REQUIREMENTS - Pull out every line below containing the word "ylabel".

SOURCE MATERIAL -

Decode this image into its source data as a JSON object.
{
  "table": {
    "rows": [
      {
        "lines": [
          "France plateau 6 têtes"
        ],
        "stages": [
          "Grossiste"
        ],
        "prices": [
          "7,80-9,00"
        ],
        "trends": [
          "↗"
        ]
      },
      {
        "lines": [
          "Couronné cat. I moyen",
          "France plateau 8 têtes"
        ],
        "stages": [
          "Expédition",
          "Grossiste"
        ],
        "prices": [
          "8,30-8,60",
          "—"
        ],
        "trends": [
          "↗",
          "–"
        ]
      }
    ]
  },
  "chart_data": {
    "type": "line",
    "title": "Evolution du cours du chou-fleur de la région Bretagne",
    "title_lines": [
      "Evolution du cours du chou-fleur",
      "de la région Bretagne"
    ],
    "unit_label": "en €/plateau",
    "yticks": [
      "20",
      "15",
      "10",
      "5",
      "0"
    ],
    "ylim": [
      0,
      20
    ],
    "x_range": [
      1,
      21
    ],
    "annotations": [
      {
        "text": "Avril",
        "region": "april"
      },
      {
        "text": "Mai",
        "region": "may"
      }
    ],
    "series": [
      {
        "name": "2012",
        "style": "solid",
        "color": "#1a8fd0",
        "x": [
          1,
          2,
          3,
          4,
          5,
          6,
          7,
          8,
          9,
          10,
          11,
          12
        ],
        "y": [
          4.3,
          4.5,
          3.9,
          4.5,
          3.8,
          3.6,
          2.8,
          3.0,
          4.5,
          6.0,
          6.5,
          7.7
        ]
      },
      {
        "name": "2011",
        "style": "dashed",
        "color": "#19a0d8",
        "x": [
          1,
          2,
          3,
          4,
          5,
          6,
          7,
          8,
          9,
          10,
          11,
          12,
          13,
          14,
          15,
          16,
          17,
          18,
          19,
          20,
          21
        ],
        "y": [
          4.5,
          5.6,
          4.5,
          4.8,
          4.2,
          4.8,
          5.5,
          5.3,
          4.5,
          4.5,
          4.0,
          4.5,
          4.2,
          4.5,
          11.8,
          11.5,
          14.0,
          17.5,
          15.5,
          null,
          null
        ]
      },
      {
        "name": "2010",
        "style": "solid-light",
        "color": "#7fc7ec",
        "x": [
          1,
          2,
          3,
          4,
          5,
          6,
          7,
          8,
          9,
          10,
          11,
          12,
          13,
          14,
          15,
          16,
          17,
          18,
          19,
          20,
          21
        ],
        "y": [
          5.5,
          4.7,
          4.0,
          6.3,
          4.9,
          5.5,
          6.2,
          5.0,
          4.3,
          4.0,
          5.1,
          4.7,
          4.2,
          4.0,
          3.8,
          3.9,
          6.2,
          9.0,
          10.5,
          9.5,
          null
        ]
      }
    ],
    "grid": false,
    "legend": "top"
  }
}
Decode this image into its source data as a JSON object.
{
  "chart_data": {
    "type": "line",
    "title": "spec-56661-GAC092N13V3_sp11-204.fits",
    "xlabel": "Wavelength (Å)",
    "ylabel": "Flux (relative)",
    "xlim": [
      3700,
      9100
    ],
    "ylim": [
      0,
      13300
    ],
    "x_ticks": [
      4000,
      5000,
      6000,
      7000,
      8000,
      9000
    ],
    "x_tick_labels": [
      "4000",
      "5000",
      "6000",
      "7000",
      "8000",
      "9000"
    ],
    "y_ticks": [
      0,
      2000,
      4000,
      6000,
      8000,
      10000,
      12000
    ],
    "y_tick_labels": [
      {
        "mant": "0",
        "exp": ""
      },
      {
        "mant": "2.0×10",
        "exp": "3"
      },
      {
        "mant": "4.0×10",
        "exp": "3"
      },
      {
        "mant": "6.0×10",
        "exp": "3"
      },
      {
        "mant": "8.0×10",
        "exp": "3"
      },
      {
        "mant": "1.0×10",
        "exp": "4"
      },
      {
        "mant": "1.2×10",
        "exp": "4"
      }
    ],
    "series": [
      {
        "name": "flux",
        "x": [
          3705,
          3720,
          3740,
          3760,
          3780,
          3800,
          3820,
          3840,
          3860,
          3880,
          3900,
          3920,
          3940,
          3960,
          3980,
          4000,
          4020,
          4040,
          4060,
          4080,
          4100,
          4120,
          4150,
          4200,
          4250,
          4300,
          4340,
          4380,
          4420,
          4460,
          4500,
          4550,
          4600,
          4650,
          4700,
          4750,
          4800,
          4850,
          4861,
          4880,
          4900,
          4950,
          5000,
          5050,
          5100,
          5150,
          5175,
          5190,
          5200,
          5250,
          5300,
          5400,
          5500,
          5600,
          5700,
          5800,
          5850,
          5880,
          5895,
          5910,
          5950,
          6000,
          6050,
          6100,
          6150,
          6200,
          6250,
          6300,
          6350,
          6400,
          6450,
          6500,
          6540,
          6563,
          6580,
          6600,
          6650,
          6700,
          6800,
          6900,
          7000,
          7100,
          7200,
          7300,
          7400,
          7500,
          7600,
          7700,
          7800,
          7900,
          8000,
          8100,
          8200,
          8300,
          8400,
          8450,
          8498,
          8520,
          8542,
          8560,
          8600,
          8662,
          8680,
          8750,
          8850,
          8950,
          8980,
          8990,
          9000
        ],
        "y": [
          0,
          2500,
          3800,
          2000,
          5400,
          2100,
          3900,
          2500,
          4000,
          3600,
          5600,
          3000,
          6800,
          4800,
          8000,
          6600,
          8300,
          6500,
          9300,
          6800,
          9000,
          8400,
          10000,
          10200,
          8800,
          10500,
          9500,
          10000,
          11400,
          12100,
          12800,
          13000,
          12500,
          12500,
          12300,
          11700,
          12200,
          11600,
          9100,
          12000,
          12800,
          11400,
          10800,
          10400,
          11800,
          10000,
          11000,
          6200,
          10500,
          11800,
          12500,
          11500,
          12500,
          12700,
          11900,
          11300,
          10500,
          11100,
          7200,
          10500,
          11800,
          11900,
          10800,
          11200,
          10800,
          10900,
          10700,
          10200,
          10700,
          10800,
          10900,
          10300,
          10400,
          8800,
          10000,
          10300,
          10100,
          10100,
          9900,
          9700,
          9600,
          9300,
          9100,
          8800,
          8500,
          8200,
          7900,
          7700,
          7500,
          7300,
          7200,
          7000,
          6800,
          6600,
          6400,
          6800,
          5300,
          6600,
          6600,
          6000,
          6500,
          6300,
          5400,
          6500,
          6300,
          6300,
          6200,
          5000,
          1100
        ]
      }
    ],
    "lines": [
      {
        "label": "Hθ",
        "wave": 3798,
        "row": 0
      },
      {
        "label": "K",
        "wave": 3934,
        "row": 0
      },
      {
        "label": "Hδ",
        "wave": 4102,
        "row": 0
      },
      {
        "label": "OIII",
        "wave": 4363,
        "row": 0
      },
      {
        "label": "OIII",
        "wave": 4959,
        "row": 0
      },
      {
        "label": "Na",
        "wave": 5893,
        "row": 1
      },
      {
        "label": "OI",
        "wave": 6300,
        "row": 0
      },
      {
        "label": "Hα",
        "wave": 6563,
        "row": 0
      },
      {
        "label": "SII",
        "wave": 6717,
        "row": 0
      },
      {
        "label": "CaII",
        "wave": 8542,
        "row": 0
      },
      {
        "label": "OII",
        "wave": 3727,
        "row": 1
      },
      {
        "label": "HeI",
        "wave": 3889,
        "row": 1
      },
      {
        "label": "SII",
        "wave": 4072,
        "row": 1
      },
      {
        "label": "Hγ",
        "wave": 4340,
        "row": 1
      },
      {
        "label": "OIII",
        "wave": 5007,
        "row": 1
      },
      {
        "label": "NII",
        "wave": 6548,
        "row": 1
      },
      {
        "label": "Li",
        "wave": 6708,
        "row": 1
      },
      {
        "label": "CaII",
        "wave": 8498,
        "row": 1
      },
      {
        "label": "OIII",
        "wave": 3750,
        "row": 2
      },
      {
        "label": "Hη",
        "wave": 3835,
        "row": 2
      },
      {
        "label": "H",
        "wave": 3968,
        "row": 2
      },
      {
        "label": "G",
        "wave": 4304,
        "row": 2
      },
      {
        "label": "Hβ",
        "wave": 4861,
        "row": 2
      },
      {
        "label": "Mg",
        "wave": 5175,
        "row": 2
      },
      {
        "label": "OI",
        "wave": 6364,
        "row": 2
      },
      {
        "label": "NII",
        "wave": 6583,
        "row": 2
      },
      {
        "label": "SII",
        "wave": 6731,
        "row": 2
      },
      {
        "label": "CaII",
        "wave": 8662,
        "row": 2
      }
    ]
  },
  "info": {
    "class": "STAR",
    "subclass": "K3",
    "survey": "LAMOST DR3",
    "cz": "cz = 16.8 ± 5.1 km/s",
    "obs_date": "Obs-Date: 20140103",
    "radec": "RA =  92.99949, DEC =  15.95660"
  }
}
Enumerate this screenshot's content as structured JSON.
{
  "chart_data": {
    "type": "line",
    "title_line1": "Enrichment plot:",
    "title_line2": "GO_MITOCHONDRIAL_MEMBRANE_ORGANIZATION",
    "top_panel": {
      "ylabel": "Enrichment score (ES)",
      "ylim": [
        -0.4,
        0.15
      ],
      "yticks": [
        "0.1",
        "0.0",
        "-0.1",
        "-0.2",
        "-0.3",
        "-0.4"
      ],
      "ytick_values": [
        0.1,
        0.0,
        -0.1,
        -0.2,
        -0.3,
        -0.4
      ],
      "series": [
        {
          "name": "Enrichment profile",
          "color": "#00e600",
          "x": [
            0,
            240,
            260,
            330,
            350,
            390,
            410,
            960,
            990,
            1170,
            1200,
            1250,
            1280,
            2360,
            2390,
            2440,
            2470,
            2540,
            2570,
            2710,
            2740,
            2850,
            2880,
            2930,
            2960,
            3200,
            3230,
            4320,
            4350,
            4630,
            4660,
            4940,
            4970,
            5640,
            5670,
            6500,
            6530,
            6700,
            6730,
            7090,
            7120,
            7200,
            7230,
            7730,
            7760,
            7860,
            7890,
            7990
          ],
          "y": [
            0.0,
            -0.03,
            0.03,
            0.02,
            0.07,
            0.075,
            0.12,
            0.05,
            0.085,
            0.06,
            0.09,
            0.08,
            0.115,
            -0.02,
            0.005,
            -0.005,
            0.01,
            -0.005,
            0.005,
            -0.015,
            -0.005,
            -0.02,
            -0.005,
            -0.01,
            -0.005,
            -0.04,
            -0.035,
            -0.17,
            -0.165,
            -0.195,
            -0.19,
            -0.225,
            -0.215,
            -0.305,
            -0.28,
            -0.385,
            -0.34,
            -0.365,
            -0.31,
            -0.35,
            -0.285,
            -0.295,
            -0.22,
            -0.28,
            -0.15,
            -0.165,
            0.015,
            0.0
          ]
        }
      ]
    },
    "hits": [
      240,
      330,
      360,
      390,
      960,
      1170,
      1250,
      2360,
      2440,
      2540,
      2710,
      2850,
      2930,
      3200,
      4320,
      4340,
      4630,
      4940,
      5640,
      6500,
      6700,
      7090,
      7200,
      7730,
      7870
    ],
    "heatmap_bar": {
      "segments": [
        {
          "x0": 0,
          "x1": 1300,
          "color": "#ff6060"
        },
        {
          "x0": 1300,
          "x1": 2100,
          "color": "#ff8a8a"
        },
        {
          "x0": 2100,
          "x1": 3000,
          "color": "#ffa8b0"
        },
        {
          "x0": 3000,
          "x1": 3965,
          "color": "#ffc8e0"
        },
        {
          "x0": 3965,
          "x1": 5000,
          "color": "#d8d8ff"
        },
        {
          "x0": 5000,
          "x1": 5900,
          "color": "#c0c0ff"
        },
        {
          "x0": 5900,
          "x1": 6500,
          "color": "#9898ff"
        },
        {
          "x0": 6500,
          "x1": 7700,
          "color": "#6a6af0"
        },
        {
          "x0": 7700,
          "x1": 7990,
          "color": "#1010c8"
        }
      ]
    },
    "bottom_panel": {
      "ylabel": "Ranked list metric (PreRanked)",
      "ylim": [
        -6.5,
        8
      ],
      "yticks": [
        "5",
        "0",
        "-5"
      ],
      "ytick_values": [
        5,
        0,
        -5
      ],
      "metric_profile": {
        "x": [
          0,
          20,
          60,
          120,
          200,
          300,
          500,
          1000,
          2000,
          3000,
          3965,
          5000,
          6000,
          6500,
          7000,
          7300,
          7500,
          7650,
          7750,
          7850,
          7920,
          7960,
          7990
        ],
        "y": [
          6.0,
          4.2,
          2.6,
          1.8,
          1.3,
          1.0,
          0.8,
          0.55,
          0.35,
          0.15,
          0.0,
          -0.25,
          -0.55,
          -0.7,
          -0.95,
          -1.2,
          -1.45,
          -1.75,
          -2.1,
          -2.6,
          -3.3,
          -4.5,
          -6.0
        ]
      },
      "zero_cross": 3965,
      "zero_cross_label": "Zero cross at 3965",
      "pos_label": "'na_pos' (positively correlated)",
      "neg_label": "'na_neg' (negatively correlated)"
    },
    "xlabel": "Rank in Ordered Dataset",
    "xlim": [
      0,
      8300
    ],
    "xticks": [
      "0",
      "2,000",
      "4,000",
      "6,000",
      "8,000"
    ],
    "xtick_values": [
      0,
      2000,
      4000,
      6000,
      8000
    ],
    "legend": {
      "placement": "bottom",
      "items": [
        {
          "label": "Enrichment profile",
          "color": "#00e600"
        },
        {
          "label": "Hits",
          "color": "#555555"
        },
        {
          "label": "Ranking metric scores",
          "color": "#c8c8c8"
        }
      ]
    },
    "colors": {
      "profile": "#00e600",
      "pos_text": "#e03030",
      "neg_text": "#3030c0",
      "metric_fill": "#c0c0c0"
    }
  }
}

RESULT OF THIS EXERCISE -
    "ylabel": "Flux (relative)",
      "ylabel": "Enrichment score (ES)",
      "ylabel": "Ranked list metric (PreRanked)",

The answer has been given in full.